Directions —
Can you output, character for character, the lines of the records from the line with "ecosystem-filter-value: All ecosystems" to the line with "table-header: Component Ecosystem", both included?

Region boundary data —
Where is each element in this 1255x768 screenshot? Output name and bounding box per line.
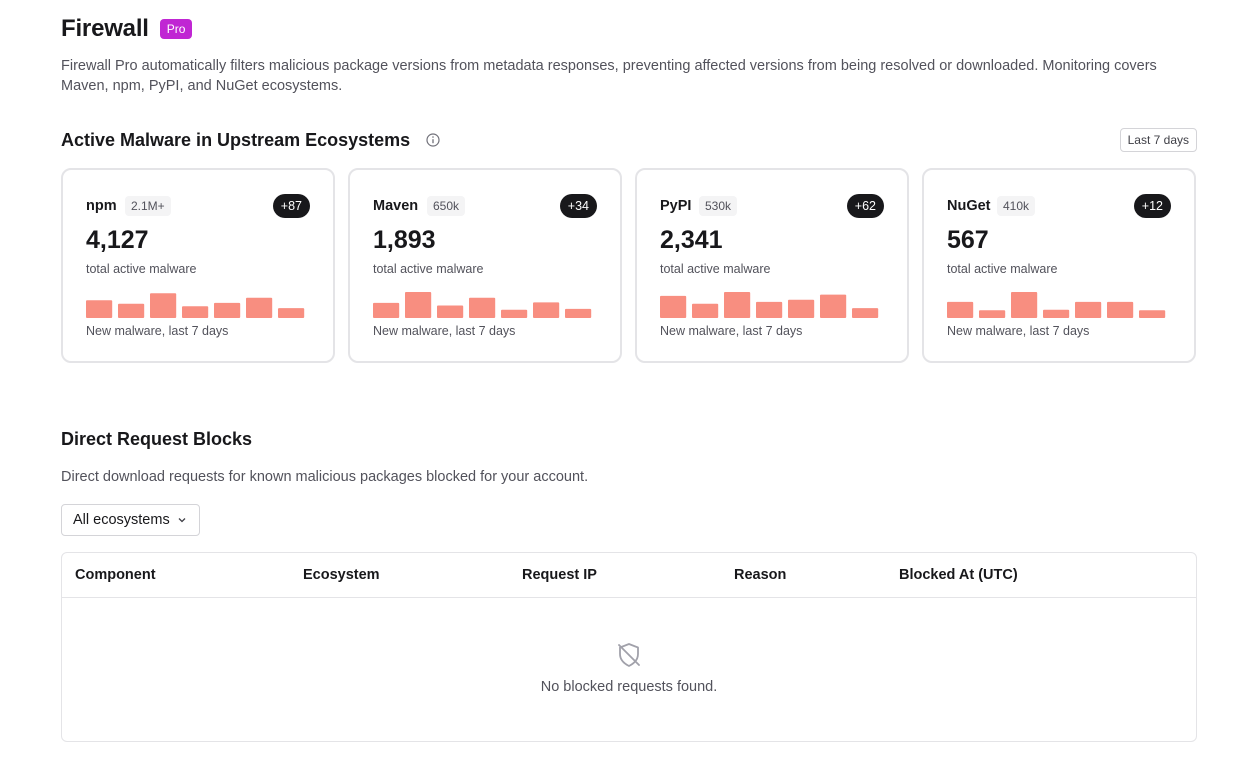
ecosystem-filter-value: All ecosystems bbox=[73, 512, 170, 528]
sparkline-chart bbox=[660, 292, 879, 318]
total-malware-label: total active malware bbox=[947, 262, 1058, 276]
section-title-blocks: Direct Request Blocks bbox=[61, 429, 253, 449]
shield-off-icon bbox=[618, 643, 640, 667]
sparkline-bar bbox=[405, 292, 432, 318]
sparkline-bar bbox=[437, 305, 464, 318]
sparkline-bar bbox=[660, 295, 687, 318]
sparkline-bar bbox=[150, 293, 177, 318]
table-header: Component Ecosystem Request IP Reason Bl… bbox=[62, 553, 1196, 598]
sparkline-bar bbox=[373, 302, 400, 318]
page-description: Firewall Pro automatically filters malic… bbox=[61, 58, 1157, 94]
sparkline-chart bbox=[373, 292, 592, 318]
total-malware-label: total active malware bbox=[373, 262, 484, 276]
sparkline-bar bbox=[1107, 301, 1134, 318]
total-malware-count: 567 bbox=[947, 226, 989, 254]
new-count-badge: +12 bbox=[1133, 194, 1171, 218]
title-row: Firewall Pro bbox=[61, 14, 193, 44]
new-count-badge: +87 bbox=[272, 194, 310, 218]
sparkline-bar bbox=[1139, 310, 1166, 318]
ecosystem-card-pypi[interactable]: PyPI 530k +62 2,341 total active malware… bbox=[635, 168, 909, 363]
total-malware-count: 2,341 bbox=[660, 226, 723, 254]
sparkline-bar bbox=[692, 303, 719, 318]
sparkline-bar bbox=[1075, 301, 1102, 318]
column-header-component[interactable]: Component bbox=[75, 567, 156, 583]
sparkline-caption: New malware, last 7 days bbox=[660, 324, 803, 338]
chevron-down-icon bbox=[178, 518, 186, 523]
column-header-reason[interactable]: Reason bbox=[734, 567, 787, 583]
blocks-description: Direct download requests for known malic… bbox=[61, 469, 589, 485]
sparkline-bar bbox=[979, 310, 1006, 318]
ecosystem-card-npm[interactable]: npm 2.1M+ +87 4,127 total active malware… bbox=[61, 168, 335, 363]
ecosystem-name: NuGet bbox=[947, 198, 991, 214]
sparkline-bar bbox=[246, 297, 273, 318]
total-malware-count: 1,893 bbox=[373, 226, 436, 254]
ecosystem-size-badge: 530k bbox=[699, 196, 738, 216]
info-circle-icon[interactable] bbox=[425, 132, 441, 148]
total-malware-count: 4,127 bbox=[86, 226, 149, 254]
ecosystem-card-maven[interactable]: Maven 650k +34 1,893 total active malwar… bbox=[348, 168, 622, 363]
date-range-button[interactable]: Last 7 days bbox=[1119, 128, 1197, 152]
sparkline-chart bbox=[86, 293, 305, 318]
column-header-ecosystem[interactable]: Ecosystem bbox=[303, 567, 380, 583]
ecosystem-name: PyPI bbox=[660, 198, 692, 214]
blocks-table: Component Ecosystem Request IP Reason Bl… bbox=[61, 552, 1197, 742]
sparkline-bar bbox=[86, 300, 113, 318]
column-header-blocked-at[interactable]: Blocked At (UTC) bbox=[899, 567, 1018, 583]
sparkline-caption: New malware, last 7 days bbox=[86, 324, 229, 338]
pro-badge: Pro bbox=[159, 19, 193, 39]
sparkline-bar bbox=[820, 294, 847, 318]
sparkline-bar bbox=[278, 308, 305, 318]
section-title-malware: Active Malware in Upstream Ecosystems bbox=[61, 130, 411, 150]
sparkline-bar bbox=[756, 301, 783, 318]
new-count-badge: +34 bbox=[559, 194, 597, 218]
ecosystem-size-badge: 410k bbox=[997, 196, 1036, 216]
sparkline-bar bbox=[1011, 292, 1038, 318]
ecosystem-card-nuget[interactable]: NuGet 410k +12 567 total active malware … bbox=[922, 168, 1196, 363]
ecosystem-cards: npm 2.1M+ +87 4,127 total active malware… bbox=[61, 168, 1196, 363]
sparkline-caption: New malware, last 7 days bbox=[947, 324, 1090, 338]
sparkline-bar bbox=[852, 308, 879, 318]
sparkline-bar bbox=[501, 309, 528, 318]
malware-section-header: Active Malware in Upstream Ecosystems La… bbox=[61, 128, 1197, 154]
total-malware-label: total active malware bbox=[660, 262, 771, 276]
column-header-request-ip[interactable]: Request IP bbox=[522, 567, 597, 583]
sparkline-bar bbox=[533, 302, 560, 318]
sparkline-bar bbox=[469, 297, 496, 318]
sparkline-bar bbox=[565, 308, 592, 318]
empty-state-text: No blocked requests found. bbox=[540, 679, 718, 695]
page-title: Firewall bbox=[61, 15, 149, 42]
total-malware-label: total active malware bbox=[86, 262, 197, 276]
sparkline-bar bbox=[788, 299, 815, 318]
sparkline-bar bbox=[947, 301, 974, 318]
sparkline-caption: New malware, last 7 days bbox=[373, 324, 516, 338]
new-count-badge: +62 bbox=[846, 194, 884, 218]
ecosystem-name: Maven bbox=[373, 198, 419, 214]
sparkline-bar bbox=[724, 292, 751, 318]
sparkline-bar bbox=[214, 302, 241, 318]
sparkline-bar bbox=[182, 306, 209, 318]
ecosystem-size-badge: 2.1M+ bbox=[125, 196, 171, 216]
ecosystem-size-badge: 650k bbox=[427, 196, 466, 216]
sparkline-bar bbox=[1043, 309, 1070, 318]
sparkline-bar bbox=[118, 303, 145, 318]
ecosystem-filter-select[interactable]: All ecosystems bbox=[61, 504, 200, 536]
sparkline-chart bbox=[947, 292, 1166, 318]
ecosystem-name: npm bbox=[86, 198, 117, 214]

==

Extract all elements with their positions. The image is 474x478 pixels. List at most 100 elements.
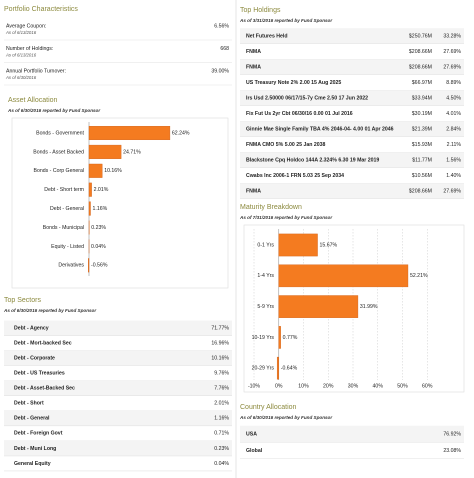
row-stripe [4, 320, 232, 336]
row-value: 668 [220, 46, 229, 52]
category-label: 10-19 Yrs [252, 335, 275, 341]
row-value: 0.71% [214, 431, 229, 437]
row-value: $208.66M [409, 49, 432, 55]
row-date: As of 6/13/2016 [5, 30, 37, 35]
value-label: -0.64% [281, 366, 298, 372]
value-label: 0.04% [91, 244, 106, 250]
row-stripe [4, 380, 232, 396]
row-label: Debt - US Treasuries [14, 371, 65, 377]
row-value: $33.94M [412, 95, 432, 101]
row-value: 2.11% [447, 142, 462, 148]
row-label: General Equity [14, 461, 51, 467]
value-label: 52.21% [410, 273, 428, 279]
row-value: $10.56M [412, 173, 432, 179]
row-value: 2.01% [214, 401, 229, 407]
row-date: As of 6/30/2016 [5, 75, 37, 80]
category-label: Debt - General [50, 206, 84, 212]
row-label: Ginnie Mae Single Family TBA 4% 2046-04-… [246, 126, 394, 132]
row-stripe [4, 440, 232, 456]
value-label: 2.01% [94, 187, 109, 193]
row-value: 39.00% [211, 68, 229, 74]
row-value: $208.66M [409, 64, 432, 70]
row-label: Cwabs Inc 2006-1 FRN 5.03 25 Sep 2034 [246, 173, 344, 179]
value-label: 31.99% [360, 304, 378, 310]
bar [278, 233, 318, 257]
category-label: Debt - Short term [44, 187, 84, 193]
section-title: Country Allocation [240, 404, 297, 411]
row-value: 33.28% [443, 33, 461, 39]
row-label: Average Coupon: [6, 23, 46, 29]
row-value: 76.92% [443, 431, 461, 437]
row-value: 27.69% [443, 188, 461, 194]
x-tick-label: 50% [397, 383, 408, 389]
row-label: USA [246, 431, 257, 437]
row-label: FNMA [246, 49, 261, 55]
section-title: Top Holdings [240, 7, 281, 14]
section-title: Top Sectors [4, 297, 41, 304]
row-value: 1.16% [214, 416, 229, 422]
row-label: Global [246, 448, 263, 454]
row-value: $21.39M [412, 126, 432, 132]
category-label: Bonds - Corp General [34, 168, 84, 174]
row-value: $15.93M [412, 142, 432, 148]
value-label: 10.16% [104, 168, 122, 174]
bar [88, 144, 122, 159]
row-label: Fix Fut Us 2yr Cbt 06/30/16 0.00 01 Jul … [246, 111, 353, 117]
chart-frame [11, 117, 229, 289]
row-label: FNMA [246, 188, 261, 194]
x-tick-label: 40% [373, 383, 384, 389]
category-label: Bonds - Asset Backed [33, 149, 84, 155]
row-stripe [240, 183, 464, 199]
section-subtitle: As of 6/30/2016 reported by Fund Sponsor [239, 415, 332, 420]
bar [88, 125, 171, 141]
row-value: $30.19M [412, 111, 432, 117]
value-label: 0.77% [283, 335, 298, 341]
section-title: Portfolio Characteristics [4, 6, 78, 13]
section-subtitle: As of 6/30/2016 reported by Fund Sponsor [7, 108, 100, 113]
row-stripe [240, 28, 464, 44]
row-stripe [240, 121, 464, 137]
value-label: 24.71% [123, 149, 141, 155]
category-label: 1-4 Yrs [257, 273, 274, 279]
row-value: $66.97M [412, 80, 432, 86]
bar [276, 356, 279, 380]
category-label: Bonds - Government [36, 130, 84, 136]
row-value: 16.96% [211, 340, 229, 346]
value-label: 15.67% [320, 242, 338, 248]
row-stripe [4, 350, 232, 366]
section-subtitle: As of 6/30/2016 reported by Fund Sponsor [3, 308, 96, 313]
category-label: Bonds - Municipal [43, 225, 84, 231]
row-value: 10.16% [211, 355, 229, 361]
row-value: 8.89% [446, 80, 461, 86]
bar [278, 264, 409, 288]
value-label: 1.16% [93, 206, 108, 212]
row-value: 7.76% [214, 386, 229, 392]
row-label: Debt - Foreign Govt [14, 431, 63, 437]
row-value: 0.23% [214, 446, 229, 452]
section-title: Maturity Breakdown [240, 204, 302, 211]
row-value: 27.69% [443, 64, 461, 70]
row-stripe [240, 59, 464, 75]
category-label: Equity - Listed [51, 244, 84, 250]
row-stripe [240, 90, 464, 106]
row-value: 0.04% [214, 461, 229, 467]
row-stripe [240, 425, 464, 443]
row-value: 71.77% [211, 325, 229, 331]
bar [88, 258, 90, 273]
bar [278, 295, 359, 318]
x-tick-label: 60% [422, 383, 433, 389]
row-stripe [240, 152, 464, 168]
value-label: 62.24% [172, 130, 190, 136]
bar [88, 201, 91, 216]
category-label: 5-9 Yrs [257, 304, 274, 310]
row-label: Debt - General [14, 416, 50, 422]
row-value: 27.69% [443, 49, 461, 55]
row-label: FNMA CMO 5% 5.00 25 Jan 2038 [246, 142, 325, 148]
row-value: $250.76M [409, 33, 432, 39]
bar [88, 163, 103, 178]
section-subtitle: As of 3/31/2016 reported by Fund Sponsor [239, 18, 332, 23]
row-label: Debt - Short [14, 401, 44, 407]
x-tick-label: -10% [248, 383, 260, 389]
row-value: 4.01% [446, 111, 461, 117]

Output below —
ecosystem-filter-value: All ecosystems bbox=[73, 512, 170, 528]
sparkline-chart bbox=[660, 292, 879, 318]
total-malware-label: total active malware bbox=[947, 262, 1058, 276]
section-title-blocks: Direct Request Blocks bbox=[61, 429, 253, 449]
shield-off-icon bbox=[618, 643, 640, 667]
sparkline-bar bbox=[405, 292, 432, 318]
sparkline-bar bbox=[437, 305, 464, 318]
sparkline-bar bbox=[660, 295, 687, 318]
sparkline-bar bbox=[150, 293, 177, 318]
table-header: Component Ecosystem Request IP Reason Bl… bbox=[62, 553, 1196, 598]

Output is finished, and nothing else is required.